* Start EXTRACTED TEXT *

Friday, July 20, 2012

A Series of Unsettling Events

...continued from "Introducing...Chester"

When we last convened, I was mid-tale in my account of Chester Drawers, a second-hand piece of furniture that I blame for some odd occurrences in my home. Because he's so photogenic, I'm posting another pic of our dear Chester.

Hick unceremoniously carted Chester off to the basement to free up some space in the room of Toddler Genius. The basement is not some dark hidey hole for spiders and boxes of Christmas decorations and an occasional game of cat-and-mouse between Jame Gumb and Clarice Starling. It's a functioning part of our abode, running the length and breadth of the House That Hick Built, containing a TV/game room with a pool table, pinball machine, air hockey table, piano, electric fireplace, bookshelves, and of course, my recliner. Other rooms in this subterranean paradise include my dark lair office space, the NASCAR bathroom, a giant workshop, and Hick's treasure room. The basement is accessed by walking through the floor of our living room. That means that it is not sealed off with a door, but has stairs descending through a large rectangle surrounded by sturdy wooden railing.

I stuffed Chester full of off-season clothing, and he sat unmolested on his squatty legs until a snowfall, or the harbingers of spring appeared. Basements are known for their cool temperature. So I can't speak as to whether Chester dropped the digits upon his relocation. I had not even made a connection yet between Chester and the odd happenings in the room of Toddler Genius.

Shortly after Chester's move, we began to have issues with a specific light bulb in the basement. Hick is not one to thoroughly finish all projects. To this day, we have a bulb that is simply screwed into the socket on the ceiling. No fancy fixture on that one. Even though other lights have them, and the pool table has a Tiffany style stained-glass-looking rectangle enclosing its overhanging bulbs. This problem bulb hangs over my big-screen TV and recliner part of the room.

* End EXTRACTED TEXT *

*PROBLEMS:*
[a] In the blog post about Chester Drawers, which part of the basement does the problem light bulb hang over?
[b] Carry on the blog post about Chester Drawers from its last sentence.

* Start DATASET CONTENT *

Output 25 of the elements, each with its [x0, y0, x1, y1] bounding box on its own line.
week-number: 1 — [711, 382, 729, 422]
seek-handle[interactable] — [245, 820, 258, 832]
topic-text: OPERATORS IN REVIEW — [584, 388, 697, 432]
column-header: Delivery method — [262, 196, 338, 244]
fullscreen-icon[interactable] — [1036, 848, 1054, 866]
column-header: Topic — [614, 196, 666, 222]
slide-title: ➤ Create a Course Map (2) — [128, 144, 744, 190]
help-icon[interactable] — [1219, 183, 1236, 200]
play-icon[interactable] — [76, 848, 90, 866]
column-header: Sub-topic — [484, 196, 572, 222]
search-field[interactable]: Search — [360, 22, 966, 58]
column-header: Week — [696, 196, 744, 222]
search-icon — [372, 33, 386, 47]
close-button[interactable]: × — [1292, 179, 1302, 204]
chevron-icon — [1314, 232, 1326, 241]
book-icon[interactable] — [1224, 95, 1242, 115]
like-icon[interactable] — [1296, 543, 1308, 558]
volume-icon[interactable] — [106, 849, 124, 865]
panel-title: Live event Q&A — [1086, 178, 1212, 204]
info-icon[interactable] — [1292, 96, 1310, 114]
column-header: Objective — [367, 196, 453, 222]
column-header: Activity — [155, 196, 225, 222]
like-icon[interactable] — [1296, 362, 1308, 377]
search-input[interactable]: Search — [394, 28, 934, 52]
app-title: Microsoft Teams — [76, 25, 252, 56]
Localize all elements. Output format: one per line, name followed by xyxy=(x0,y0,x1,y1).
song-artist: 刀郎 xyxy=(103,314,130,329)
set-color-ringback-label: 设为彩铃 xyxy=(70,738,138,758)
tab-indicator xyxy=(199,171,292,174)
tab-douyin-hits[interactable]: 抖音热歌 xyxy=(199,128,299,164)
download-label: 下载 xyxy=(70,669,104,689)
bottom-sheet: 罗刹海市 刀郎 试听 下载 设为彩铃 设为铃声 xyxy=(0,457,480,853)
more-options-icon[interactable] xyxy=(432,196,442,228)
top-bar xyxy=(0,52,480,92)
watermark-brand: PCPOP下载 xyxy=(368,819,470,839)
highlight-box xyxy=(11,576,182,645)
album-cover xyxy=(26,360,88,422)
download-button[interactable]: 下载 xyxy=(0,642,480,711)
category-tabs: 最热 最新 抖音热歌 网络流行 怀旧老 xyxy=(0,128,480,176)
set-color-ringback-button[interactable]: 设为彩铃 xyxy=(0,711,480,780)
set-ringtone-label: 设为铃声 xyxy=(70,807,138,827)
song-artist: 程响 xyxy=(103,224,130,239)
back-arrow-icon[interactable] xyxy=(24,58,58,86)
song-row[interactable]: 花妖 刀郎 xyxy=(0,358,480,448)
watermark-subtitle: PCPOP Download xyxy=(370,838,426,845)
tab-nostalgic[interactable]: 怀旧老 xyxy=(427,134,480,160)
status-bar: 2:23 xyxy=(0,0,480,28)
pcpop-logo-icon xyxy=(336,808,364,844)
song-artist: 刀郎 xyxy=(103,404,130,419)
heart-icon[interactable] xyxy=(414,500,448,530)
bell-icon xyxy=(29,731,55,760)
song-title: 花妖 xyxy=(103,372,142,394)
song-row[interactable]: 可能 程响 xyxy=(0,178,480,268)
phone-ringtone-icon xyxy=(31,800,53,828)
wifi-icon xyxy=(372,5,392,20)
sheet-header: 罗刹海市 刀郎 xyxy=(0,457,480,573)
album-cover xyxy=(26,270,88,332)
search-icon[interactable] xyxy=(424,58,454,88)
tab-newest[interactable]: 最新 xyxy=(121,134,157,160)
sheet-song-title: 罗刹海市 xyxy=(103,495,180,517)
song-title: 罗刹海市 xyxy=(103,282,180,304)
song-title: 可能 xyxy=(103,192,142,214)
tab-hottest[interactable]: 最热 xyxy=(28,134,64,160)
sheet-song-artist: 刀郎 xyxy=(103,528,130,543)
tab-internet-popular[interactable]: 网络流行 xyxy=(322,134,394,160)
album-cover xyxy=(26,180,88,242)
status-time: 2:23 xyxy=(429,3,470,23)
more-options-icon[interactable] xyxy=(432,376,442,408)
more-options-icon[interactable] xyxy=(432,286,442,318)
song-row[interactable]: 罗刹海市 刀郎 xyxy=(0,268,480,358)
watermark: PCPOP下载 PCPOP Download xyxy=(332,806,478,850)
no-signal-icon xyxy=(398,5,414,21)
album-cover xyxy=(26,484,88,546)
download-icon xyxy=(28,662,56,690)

* End DATASET CONTENT *

*RESPONSES:*
[a] The big-screen TV and recliner part of the room.

[b]
One evening, the light bulb went out. I told Hick he needed to replace it, that we had blown a bulb. Two days later, I was still waiting, using my plier-lamp (another story entirely) for illumination. And that bulb came back on! I told Hick to forget the replacement that he had already forgotten. "How can it be blown and come back on?" He thought I was crazy. A few days later, the bulb went out again. Hick put in a new one. "Must be a bad bulb." The new one lasted about a day, then started the same tricks. On for a while. Off a few hours. On. Off a few days. On. Hick put in a third bulb. It shined for a week. And then...

Around 11:30 p.m., I finished watching TV and started for the steps, to ascend to the upper level and my boudoir. You know how you get a creepy feeling that something isn't right? I had one. I thought, "Don't you dare go out now, you stupid light." AND IT DID! It went right out the moment I finished that thought. The hair on the nape of my neck stood up. I ran up those thirteen steps and turned off the basement light switch. The next morning, the bulb came on as normal. And stayed on. I suppose I had been shown who was boss.

Hick installed an electric fireplace in the corner of the basement TV room to guard against the chill. Normal basement chill, I presumed. He could never enforce his Socks or Slippers Policy on the boys, who enjoyed barefootin' all over the house. And I refused to let him drill through the concrete foundation and put in a flue for a wood or gas fireplace. So electric it was. A pretty little corner fixture with a mantle and glass doors and fake light flames and a blower. Genius, the budding photographer, took a picture of it a few days after installation. The fireplace was turned off at the time. He showed me the photo on his digital camera.

"What's that?" There was a purple sphere of light in the fireplace, floating between the fake logs and the glass.

"I don't know. It wasn't there in the preview."

"It must be a reflection."

"Mom. I had the flash turned off."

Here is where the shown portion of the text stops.